— Start —

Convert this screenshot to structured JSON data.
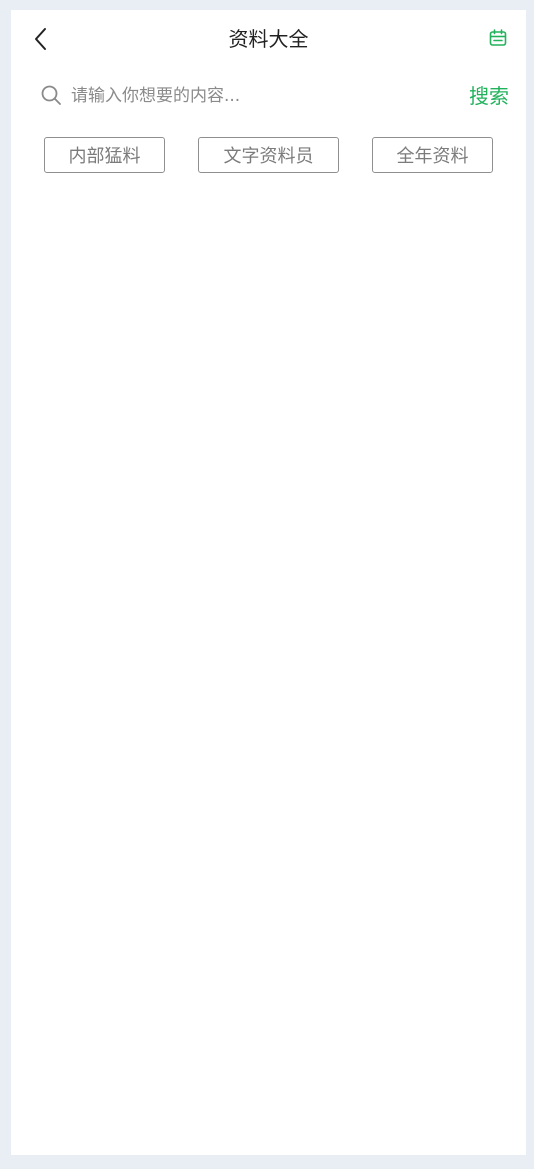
{
  "header": {
    "title": "资料大全",
    "back_icon": "chevron-left-icon",
    "calendar_icon": "calendar-icon",
    "accent_color": "#21b25b"
  },
  "search": {
    "placeholder": "请输入你想要的内容...",
    "value": "",
    "button_label": "搜索",
    "icon": "search-icon"
  },
  "tags": [
    {
      "label": "内部猛料"
    },
    {
      "label": "文字资料员"
    },
    {
      "label": "全年资料"
    }
  ]
}
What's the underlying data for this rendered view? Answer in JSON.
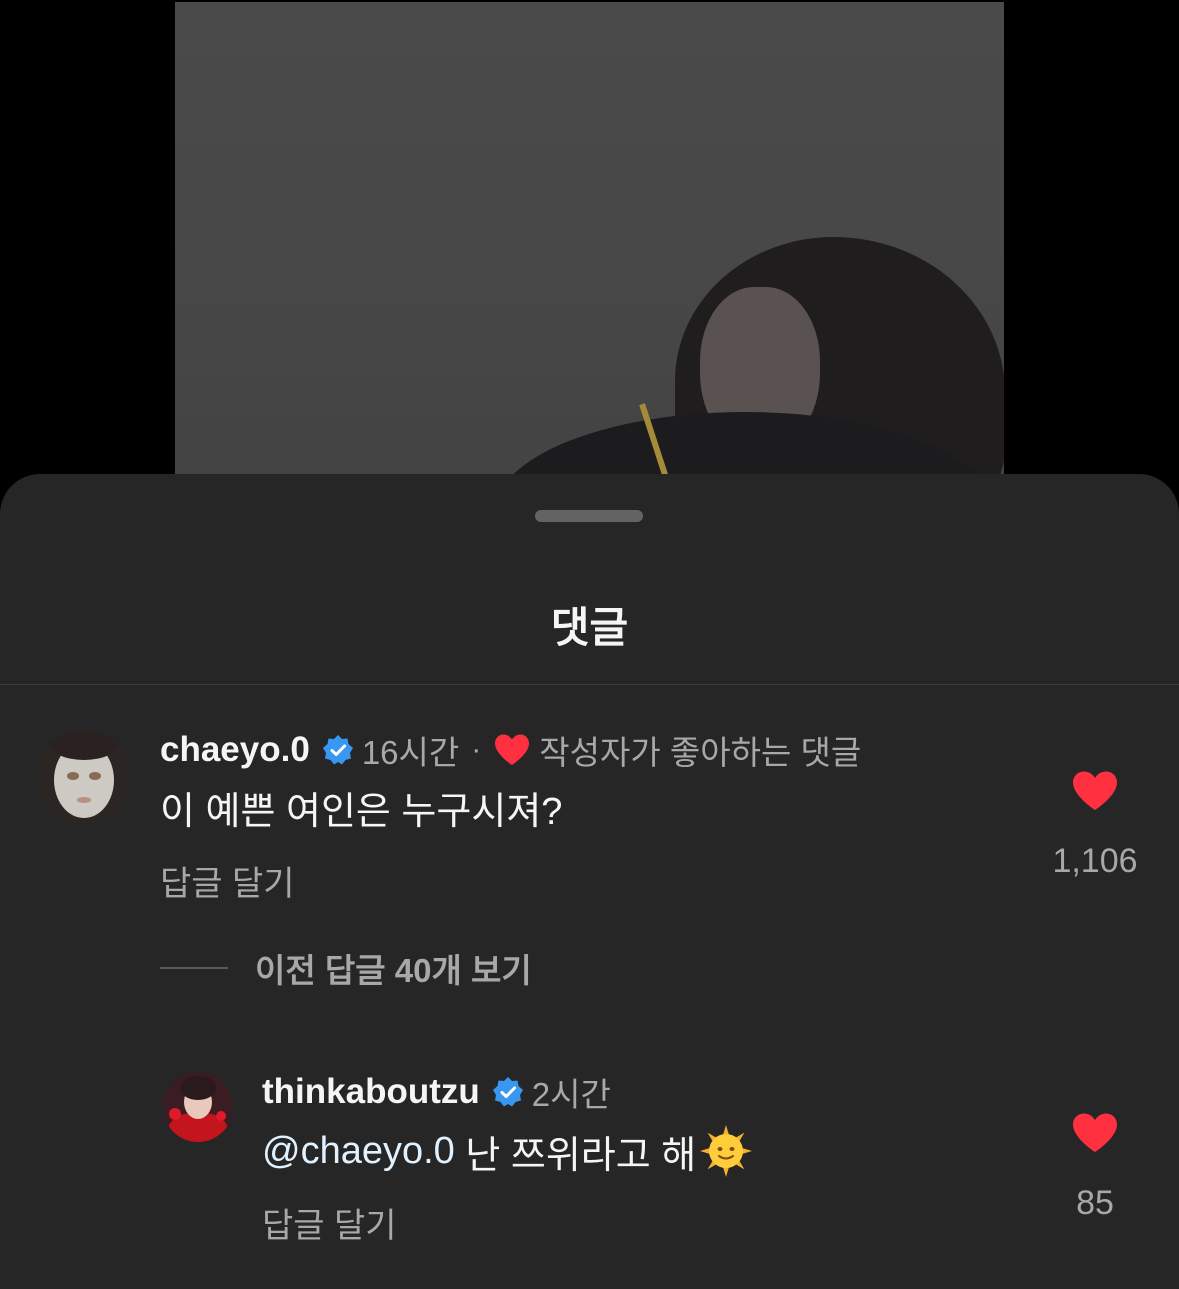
{
  "sheet": {
    "title": "댓글"
  },
  "comments": [
    {
      "username": "chaeyo.0",
      "time": "16시간",
      "separator": "·",
      "author_liked_label": "작성자가 좋아하는 댓글",
      "text": "이 예쁜 여인은 누구시져?",
      "reply_label": "답글 달기",
      "like_count": "1,106"
    }
  ],
  "view_previous_replies": "이전 답글 40개 보기",
  "replies": [
    {
      "username": "thinkaboutzu",
      "time": "2시간",
      "mention": "@chaeyo.0",
      "text": " 난 쯔위라고 해",
      "emoji": "sun-with-face",
      "reply_label": "답글 달기",
      "like_count": "85"
    }
  ],
  "colors": {
    "heart": "#ff3040",
    "verified": "#3897f0",
    "sheet_bg": "#262626",
    "secondary_text": "#a8a8a8"
  }
}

— End —

WRITTEN EXERCISE
Write out each line of the data exactly; the images should be left out.

REPLY TO THE TASK
Convert this screenshot to structured JSON data.
{
  "header": {
    "title": "资料大全",
    "back_icon": "chevron-left-icon",
    "calendar_icon": "calendar-icon",
    "accent_color": "#21b25b"
  },
  "search": {
    "placeholder": "请输入你想要的内容...",
    "value": "",
    "button_label": "搜索",
    "icon": "search-icon"
  },
  "tags": [
    {
      "label": "内部猛料"
    },
    {
      "label": "文字资料员"
    },
    {
      "label": "全年资料"
    }
  ]
}
What's the underlying data for this rendered view? Answer in JSON.
{
  "sheet": {
    "title": "댓글"
  },
  "comments": [
    {
      "username": "chaeyo.0",
      "time": "16시간",
      "separator": "·",
      "author_liked_label": "작성자가 좋아하는 댓글",
      "text": "이 예쁜 여인은 누구시져?",
      "reply_label": "답글 달기",
      "like_count": "1,106"
    }
  ],
  "view_previous_replies": "이전 답글 40개 보기",
  "replies": [
    {
      "username": "thinkaboutzu",
      "time": "2시간",
      "mention": "@chaeyo.0",
      "text": " 난 쯔위라고 해",
      "emoji": "sun-with-face",
      "reply_label": "답글 달기",
      "like_count": "85"
    }
  ],
  "colors": {
    "heart": "#ff3040",
    "verified": "#3897f0",
    "sheet_bg": "#262626",
    "secondary_text": "#a8a8a8"
  }
}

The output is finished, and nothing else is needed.